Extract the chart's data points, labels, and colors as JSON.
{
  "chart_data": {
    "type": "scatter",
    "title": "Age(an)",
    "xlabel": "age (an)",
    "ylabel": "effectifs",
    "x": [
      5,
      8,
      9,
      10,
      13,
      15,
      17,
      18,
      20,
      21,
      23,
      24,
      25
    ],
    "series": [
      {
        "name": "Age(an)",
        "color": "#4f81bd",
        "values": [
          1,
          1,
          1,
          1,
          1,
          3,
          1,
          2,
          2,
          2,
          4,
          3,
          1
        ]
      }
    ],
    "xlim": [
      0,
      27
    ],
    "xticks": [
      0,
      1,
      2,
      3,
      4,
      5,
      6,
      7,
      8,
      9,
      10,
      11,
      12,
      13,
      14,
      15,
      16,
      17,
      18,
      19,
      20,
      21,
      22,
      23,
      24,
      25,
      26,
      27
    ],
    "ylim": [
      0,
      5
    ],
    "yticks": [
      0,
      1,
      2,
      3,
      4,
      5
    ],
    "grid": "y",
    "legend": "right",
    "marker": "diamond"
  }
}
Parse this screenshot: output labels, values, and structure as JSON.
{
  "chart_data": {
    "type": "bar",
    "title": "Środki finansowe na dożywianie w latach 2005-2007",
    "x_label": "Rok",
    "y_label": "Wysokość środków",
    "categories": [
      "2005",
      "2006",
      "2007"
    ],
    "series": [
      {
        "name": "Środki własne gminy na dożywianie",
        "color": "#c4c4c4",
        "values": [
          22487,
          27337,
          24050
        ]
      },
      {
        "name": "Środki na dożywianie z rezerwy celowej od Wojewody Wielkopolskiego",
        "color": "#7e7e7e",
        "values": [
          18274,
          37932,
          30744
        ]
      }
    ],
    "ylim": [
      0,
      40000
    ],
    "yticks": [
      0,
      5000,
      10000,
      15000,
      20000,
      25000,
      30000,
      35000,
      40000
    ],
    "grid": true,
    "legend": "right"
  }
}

▶ [What is asked]:
Here, the records must be output exactly and in full.

▶ [Output of the exercise]:
Extract the chart's data points, labels, and colors as JSON.
{
  "chart_data": {
    "type": "scatter",
    "title": "Age(an)",
    "xlabel": "age (an)",
    "ylabel": "effectifs",
    "x": [
      5,
      8,
      9,
      10,
      13,
      15,
      17,
      18,
      20,
      21,
      23,
      24,
      25
    ],
    "series": [
      {
        "name": "Age(an)",
        "color": "#4f81bd",
        "values": [
          1,
          1,
          1,
          1,
          1,
          3,
          1,
          2,
          2,
          2,
          4,
          3,
          1
        ]
      }
    ],
    "xlim": [
      0,
      27
    ],
    "xticks": [
      0,
      1,
      2,
      3,
      4,
      5,
      6,
      7,
      8,
      9,
      10,
      11,
      12,
      13,
      14,
      15,
      16,
      17,
      18,
      19,
      20,
      21,
      22,
      23,
      24,
      25,
      26,
      27
    ],
    "ylim": [
      0,
      5
    ],
    "yticks": [
      0,
      1,
      2,
      3,
      4,
      5
    ],
    "grid": "y",
    "legend": "right",
    "marker": "diamond"
  }
}
Parse this screenshot: output labels, values, and structure as JSON.
{
  "chart_data": {
    "type": "bar",
    "title": "Środki finansowe na dożywianie w latach 2005-2007",
    "x_label": "Rok",
    "y_label": "Wysokość środków",
    "categories": [
      "2005",
      "2006",
      "2007"
    ],
    "series": [
      {
        "name": "Środki własne gminy na dożywianie",
        "color": "#c4c4c4",
        "values": [
          22487,
          27337,
          24050
        ]
      },
      {
        "name": "Środki na dożywianie z rezerwy celowej od Wojewody Wielkopolskiego",
        "color": "#7e7e7e",
        "values": [
          18274,
          37932,
          30744
        ]
      }
    ],
    "ylim": [
      0,
      40000
    ],
    "yticks": [
      0,
      5000,
      10000,
      15000,
      20000,
      25000,
      30000,
      35000,
      40000
    ],
    "grid": true,
    "legend": "right"
  }
}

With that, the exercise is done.